GIVEN PASSAGE =
= = = =
This was a time in MMORPGs where you just hopped on Yahoo and searched "anime style MMORPG." I don't think World of Warcraft was a thing yet. There was Ragnarok Online, there was Gaia Online, but Endless Online was my favorite, despite being a much shallower game. I'm not sure which I spent more time on, but the Midway forums and the Endless Online forums/global chat/IRC room were my main hangs for a while.

Some time in 2006 Newgrounds changed their slogan/tagline from "The Problems Of The Future, Today" to "Everything, by Everyone." I remember being a little let down by this. Because at this point I was committed to being some kind of important nerd, and what was crucial was not going "mainstream." Preserving the countercultural nerdy/punkiness of all my hobbies and how they interconnect. This was kind of a hangup for me, probably more back then than it is today. For instance, Linkin Park. I considered that within the purview of these hobbies of mine. The Meteora music video had a Gundam in it. Plus a lot of anime fans liked Linkin Park anyway. So I figured if you like anime, you like this alt-rock stuff that's happening a lot now. But then Linkin Park collaborated with Jay-Z for "Collision Course." And I was all like "No! Jay-Z is too mainstream! They're trying to make Linkin Park mainstream! Linkin Park is for us, not them!" And you might be thinking "Rap is not new to Linkin Park. Nor are rap/rock mashups." And I would tell you "I know that! It's not because Jay-Z is a rapper! It's because he's MAINSTREAM!!!" And so that was an attitude I carried into 2006, when I decided to be mad at Newgrounds for changing their tagline.
= = = =
SHORT PROBLEM =
Reproduce the text about early online games and the Newgrounds tagline change word for word, in full. The material that comes next is drawn from a separate source.

DATA EXCERPT =
= = = =
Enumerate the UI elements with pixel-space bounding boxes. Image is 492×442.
= = = =
TASK RESULT =
This was a time in MMORPGs where you just hopped on Yahoo and searched "anime style MMORPG." I don't think World of Warcraft was a thing yet. There was Ragnarok Online, there was Gaia Online, but Endless Online was my favorite, despite being a much shallower game. I'm not sure which I spent more time on, but the Midway forums and the Endless Online forums/global chat/IRC room were my main hangs for a while.

Some time in 2006 Newgrounds changed their slogan/tagline from "The Problems Of The Future, Today" to "Everything, by Everyone." I remember being a little let down by this. Because at this point I was committed to being some kind of important nerd, and what was crucial was not going "mainstream." Preserving the countercultural nerdy/punkiness of all my hobbies and how they interconnect. This was kind of a hangup for me, probably more back then than it is today. For instance, Linkin Park. I considered that within the purview of these hobbies of mine. The Meteora music video had a Gundam in it. Plus a lot of anime fans liked Linkin Park anyway. So I figured if you like anime, you like this alt-rock stuff that's happening a lot now. But then Linkin Park collaborated with Jay-Z for "Collision Course." And I was all like "No! Jay-Z is too mainstream! They're trying to make Linkin Park mainstream! Linkin Park is for us, not them!" And you might be thinking "Rap is not new to Linkin Park. Nor are rap/rock mashups." And I would tell you "I know that! It's not because Jay-Z is a rapper! It's because he's MAINSTREAM!!!" And so that was an attitude I carried into 2006, when I decided to be mad at Newgrounds for changing their tagline.